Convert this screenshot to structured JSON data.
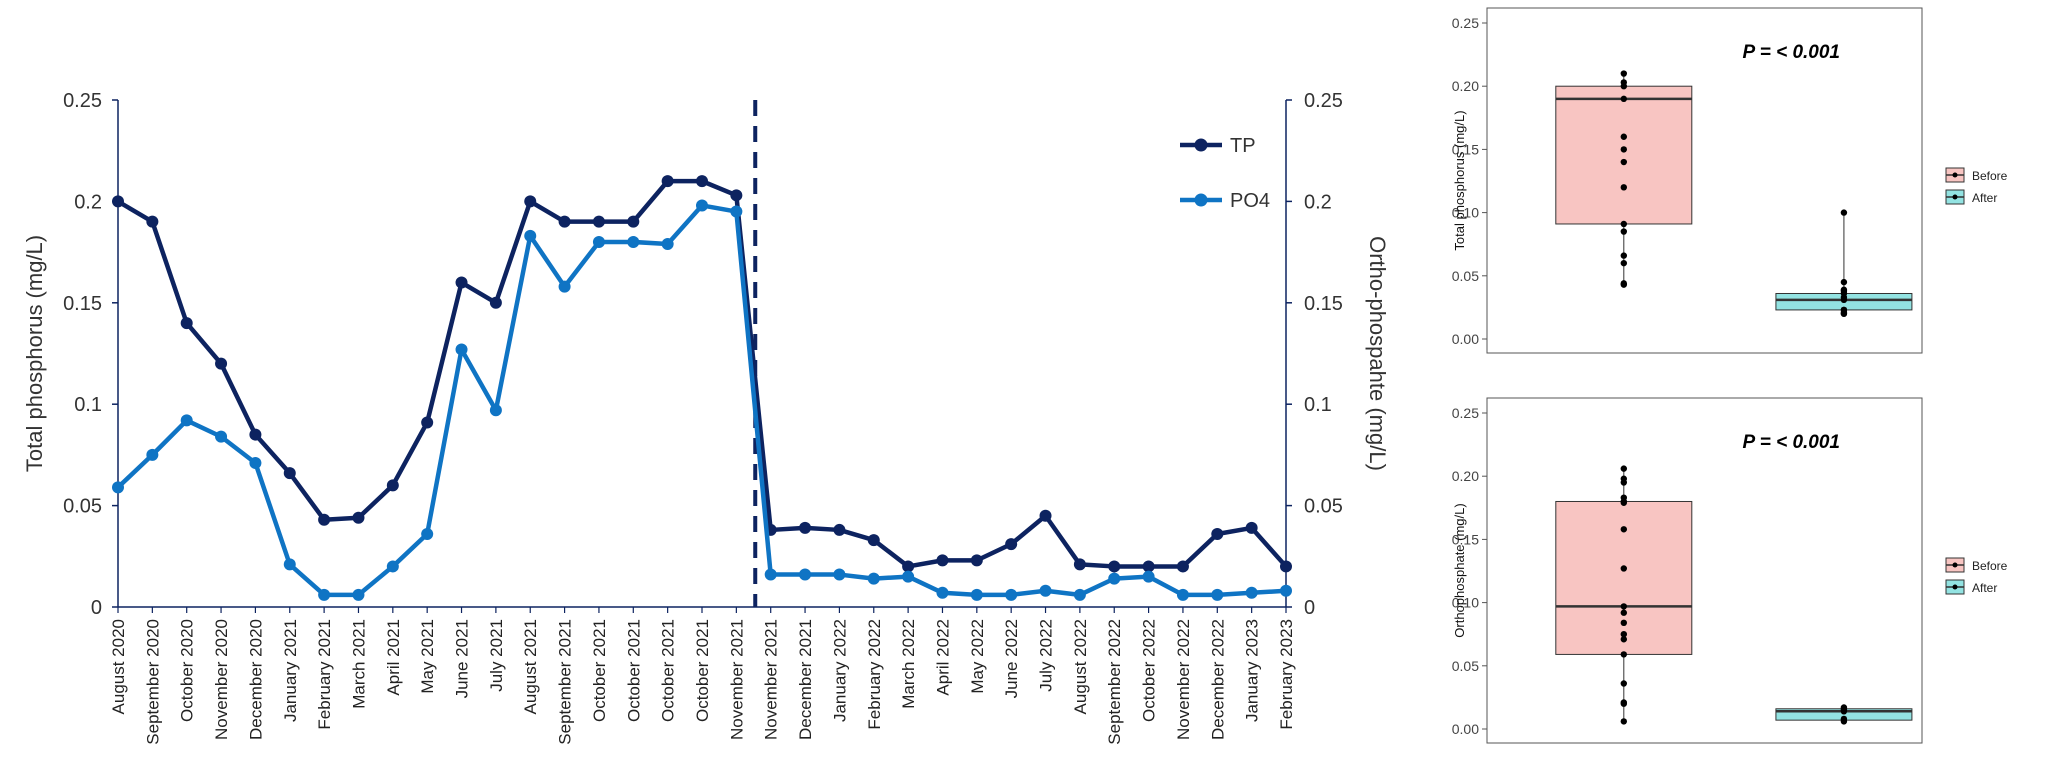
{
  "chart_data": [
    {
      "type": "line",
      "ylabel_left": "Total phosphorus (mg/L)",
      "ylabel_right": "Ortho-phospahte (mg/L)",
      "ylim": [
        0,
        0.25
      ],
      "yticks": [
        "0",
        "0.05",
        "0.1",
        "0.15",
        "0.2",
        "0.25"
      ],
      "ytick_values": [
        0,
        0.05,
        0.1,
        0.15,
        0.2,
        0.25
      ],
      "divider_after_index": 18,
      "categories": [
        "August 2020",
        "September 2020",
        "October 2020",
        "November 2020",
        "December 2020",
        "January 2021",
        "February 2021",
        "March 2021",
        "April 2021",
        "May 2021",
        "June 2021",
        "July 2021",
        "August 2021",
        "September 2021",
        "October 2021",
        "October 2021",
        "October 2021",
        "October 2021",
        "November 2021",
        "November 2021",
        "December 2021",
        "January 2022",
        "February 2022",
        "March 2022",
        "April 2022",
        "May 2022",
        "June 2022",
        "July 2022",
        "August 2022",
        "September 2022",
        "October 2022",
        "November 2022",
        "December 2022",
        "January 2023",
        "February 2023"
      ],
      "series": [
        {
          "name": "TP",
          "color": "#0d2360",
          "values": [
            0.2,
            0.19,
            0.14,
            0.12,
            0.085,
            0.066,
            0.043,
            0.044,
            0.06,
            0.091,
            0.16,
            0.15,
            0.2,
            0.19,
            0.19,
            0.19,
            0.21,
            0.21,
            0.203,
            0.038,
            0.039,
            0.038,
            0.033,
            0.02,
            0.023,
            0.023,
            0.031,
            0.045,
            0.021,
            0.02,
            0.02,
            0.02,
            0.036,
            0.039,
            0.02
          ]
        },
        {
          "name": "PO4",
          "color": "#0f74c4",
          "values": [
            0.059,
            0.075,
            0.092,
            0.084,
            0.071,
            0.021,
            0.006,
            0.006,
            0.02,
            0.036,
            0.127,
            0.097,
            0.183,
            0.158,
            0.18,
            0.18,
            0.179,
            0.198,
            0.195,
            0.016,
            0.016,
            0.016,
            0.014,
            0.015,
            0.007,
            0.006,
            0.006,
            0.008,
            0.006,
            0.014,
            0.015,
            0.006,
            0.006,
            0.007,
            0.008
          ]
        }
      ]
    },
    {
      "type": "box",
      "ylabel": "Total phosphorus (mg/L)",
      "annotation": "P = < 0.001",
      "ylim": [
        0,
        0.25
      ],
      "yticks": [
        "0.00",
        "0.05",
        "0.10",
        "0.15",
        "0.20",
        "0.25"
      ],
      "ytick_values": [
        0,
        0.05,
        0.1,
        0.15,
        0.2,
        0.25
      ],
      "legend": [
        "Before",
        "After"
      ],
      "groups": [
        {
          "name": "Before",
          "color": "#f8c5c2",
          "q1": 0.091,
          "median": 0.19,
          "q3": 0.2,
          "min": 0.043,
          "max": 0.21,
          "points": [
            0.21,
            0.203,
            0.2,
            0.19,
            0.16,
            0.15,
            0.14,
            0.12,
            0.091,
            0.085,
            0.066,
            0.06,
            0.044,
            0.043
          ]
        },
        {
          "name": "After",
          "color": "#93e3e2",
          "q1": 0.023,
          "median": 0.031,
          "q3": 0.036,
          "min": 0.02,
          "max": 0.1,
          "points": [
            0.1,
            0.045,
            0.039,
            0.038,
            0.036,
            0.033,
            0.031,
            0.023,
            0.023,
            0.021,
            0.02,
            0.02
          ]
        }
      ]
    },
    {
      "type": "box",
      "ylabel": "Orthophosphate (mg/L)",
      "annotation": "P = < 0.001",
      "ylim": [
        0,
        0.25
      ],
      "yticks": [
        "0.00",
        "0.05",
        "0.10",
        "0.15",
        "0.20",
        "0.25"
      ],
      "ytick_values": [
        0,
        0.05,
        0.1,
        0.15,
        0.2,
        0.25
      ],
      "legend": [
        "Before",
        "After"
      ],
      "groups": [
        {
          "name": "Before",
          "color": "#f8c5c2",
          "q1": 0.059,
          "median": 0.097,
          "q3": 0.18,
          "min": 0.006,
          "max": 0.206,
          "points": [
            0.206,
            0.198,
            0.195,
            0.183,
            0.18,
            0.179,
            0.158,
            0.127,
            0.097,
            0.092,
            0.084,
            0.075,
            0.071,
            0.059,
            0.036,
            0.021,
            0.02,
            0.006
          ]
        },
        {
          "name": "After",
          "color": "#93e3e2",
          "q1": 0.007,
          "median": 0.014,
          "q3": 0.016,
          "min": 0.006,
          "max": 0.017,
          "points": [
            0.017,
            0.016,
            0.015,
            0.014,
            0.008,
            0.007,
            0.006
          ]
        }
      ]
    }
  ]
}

________________________________________

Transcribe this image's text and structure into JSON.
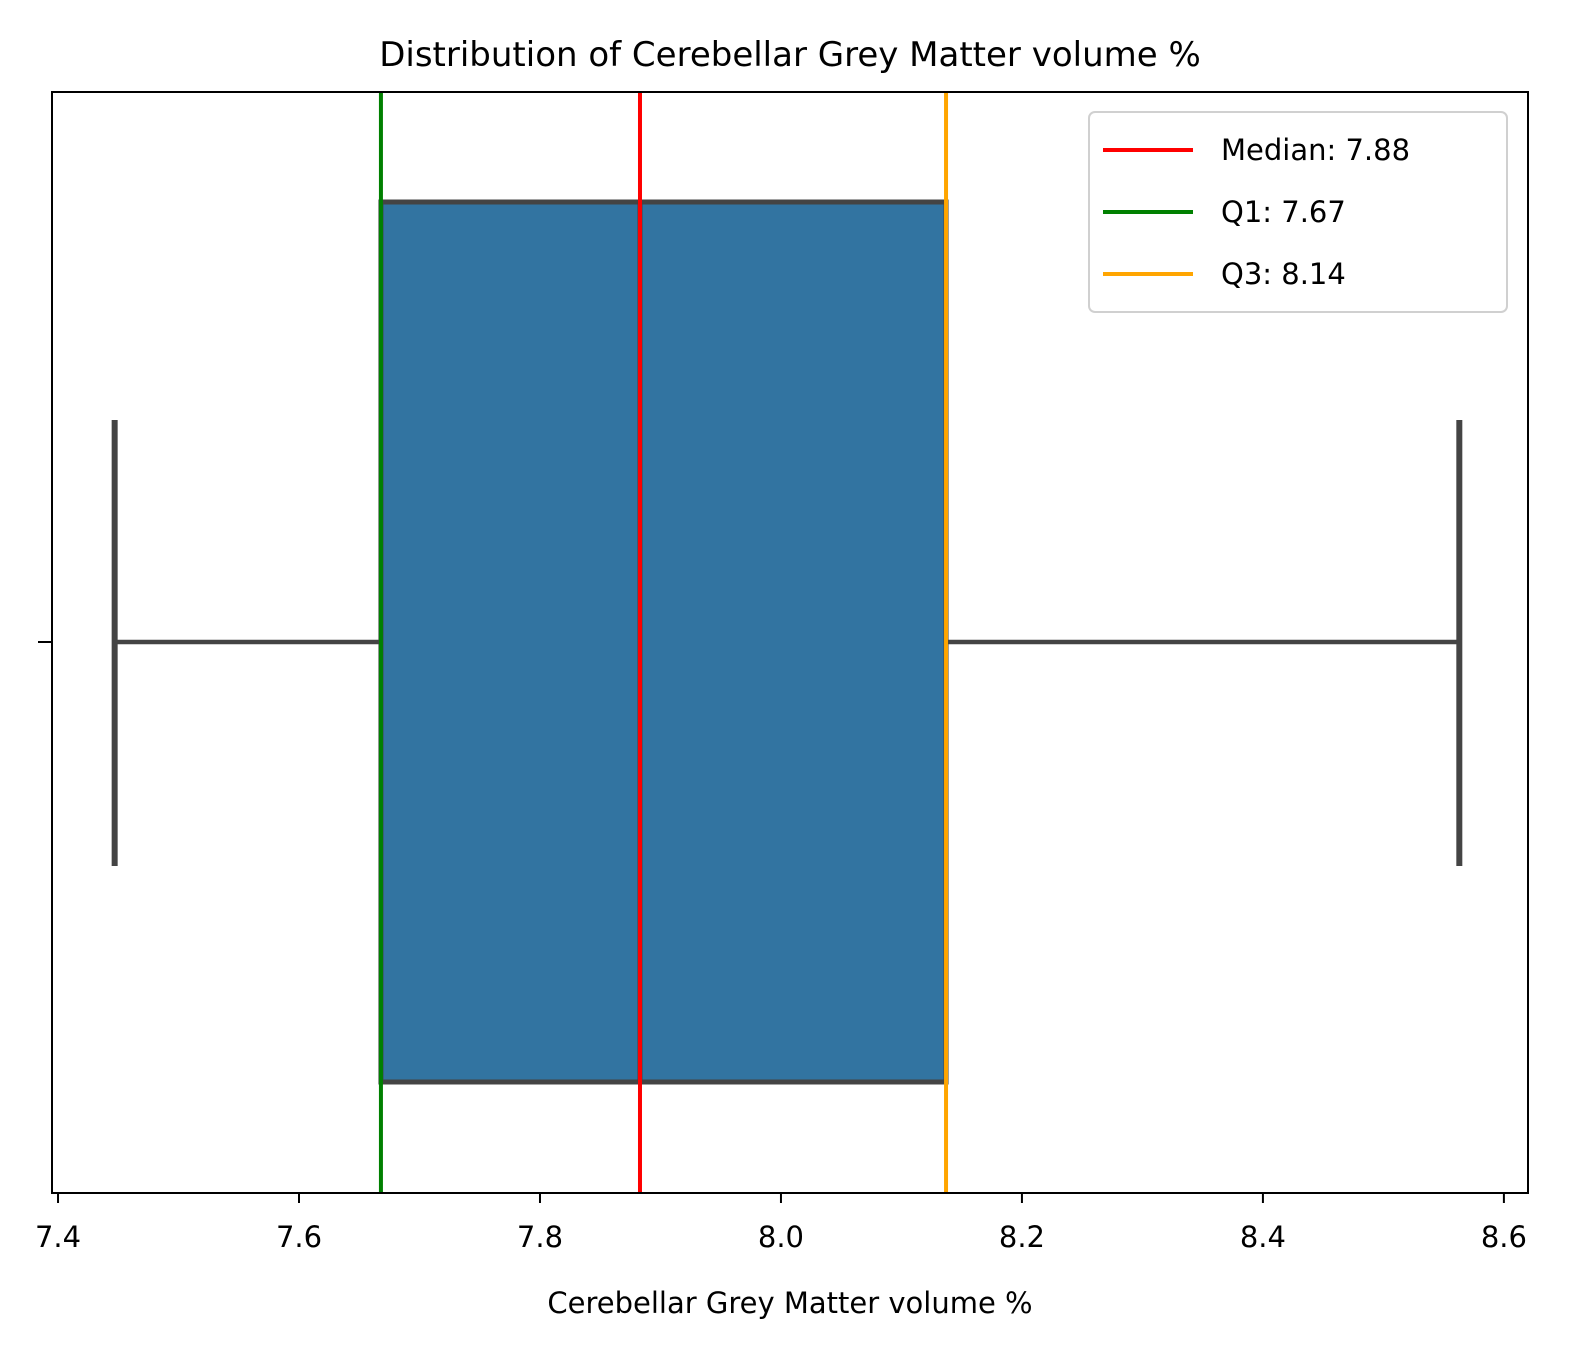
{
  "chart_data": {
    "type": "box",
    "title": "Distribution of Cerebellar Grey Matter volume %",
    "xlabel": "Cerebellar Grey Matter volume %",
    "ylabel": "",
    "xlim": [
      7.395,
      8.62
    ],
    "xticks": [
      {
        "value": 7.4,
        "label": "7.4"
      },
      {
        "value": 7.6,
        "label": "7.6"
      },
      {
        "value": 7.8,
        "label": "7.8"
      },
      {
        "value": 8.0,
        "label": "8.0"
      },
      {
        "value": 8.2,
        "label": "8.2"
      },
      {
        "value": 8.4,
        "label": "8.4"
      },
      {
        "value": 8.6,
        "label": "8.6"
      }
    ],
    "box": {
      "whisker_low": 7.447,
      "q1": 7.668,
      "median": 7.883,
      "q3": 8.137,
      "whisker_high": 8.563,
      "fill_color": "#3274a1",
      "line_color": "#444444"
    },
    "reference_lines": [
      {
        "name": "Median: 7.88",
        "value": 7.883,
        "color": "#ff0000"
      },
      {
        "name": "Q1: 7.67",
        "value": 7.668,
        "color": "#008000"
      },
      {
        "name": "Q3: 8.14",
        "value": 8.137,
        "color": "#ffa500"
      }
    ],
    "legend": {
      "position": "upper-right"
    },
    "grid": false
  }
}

________________________________________

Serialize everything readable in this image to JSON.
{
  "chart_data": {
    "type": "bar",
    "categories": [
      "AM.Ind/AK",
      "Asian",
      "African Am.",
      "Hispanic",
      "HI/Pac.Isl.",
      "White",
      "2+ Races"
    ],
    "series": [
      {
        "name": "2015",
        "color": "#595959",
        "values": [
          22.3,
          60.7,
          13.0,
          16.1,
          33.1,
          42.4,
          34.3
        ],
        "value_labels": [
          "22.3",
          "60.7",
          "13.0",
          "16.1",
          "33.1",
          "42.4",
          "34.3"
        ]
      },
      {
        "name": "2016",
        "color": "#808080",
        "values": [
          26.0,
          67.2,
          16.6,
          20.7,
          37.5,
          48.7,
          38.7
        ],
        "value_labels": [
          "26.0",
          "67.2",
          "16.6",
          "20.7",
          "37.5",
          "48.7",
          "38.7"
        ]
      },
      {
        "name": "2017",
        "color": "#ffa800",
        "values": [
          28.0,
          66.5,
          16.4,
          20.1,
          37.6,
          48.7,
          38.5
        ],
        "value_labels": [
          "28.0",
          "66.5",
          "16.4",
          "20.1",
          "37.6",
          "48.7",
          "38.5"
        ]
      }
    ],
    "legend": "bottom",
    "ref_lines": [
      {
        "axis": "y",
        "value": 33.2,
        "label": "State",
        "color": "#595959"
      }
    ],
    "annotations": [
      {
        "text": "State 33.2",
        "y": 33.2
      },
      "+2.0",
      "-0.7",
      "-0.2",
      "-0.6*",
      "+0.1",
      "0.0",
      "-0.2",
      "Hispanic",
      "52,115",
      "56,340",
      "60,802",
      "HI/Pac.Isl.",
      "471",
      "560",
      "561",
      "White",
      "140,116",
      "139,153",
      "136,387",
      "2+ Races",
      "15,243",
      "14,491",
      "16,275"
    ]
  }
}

________________________________________

Gather every line from the entries above where the word "type" appears, and copy them.

      "type": "line",
      "type": "box",
      "type": "box",
    "type": "box",
    "type": "bar",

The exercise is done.